--- Exercise input ---

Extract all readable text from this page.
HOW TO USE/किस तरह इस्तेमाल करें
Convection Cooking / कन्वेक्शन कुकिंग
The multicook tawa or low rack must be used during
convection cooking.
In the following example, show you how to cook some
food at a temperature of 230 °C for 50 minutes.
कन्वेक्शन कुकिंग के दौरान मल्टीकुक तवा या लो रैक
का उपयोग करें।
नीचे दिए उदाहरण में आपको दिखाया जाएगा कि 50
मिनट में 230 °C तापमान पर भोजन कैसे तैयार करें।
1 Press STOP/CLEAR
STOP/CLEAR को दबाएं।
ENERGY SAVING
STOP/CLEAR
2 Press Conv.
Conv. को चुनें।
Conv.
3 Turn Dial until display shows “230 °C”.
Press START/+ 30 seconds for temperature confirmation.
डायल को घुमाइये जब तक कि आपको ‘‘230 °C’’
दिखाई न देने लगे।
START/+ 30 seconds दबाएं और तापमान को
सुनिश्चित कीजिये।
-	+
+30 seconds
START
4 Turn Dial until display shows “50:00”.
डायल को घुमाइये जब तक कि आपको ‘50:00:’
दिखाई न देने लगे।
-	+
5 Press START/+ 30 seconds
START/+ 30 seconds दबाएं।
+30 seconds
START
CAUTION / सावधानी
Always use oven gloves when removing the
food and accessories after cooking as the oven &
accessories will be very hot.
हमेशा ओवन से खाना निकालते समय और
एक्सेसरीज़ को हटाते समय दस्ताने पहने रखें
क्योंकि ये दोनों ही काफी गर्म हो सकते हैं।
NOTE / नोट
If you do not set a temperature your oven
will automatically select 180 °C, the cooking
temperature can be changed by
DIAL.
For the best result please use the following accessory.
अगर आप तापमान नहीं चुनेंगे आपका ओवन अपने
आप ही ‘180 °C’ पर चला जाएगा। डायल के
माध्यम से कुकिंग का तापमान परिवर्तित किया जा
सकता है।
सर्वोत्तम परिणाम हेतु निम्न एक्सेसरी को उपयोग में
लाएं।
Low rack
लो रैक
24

---

• **Aim of the exercise**: Copy every record exactly, with nothing added or dropped.

• **Right answer**:
Extract all readable text from this page.
HOW TO USE/किस तरह इस्तेमाल करें
Convection Cooking / कन्वेक्शन कुकिंग
The multicook tawa or low rack must be used during
convection cooking.
In the following example, show you how to cook some
food at a temperature of 230 °C for 50 minutes.
कन्वेक्शन कुकिंग के दौरान मल्टीकुक तवा या लो रैक
का उपयोग करें।
नीचे दिए उदाहरण में आपको दिखाया जाएगा कि 50
मिनट में 230 °C तापमान पर भोजन कैसे तैयार करें।
1 Press STOP/CLEAR
STOP/CLEAR को दबाएं।
ENERGY SAVING
STOP/CLEAR
2 Press Conv.
Conv. को चुनें।
Conv.
3 Turn Dial until display shows “230 °C”.
Press START/+ 30 seconds for temperature confirmation.
डायल को घुमाइये जब तक कि आपको ‘‘230 °C’’
दिखाई न देने लगे।
START/+ 30 seconds दबाएं और तापमान को
सुनिश्चित कीजिये।
-	+
+30 seconds
START
4 Turn Dial until display shows “50:00”.
डायल को घुमाइये जब तक कि आपको ‘50:00:’
दिखाई न देने लगे।
-	+
5 Press START/+ 30 seconds
START/+ 30 seconds दबाएं।
+30 seconds
START
CAUTION / सावधानी
Always use oven gloves when removing the
food and accessories after cooking as the oven &
accessories will be very hot.
हमेशा ओवन से खाना निकालते समय और
एक्सेसरीज़ को हटाते समय दस्ताने पहने रखें
क्योंकि ये दोनों ही काफी गर्म हो सकते हैं।
NOTE / नोट
If you do not set a temperature your oven
will automatically select 180 °C, the cooking
temperature can be changed by
DIAL.
For the best result please use the following accessory.
अगर आप तापमान नहीं चुनेंगे आपका ओवन अपने
आप ही ‘180 °C’ पर चला जाएगा। डायल के
माध्यम से कुकिंग का तापमान परिवर्तित किया जा
सकता है।
सर्वोत्तम परिणाम हेतु निम्न एक्सेसरी को उपयोग में
लाएं।
Low rack
लो रैक
24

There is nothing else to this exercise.